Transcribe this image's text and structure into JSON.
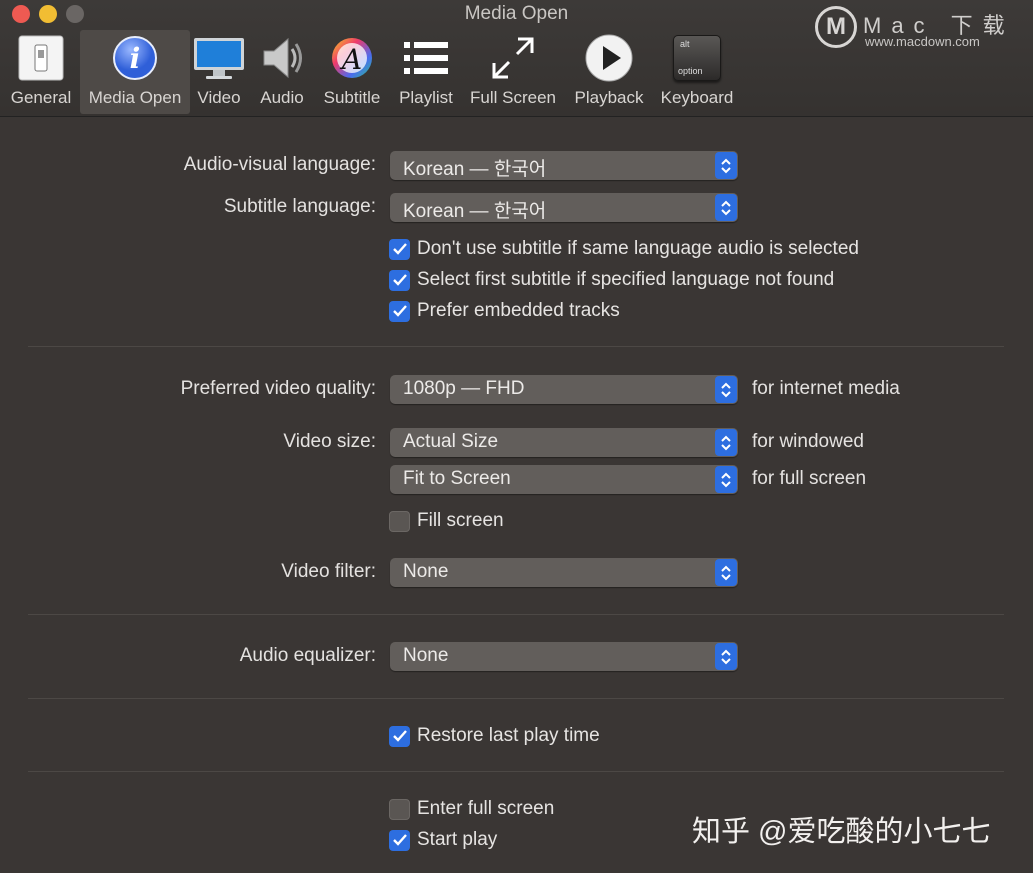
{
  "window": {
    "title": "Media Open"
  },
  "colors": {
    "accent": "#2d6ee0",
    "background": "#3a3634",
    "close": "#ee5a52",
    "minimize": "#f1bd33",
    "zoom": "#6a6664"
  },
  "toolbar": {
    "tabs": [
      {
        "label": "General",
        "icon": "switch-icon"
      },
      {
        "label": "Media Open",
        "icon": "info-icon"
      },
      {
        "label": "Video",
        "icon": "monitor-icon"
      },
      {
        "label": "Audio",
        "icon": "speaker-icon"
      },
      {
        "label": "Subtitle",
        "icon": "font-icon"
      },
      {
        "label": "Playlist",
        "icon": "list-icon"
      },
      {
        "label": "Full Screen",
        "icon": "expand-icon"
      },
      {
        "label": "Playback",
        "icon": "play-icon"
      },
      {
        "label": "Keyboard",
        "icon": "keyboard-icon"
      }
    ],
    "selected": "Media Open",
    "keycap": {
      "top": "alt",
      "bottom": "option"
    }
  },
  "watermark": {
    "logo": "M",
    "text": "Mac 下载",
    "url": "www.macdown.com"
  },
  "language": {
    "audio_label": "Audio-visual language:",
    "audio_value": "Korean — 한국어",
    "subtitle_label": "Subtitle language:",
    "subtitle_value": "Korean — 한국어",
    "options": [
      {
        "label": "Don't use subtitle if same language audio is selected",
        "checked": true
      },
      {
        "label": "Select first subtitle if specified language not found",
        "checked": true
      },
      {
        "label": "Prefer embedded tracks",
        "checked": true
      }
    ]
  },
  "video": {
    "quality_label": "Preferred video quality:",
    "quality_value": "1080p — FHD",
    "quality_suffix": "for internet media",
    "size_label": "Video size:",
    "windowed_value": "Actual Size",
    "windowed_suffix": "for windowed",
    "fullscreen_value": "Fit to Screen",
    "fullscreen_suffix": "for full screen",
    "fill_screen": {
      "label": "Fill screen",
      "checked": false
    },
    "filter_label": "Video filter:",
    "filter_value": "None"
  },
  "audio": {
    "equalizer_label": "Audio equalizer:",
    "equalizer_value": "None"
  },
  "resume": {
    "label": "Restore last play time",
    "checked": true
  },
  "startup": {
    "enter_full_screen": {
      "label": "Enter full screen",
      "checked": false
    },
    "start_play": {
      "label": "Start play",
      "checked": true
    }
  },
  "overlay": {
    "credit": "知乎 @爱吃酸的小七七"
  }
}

——

Take every line containing the word "text" and copy it.

Transcribe this image's text and structure into JSON.
    "text": "Mac 下载",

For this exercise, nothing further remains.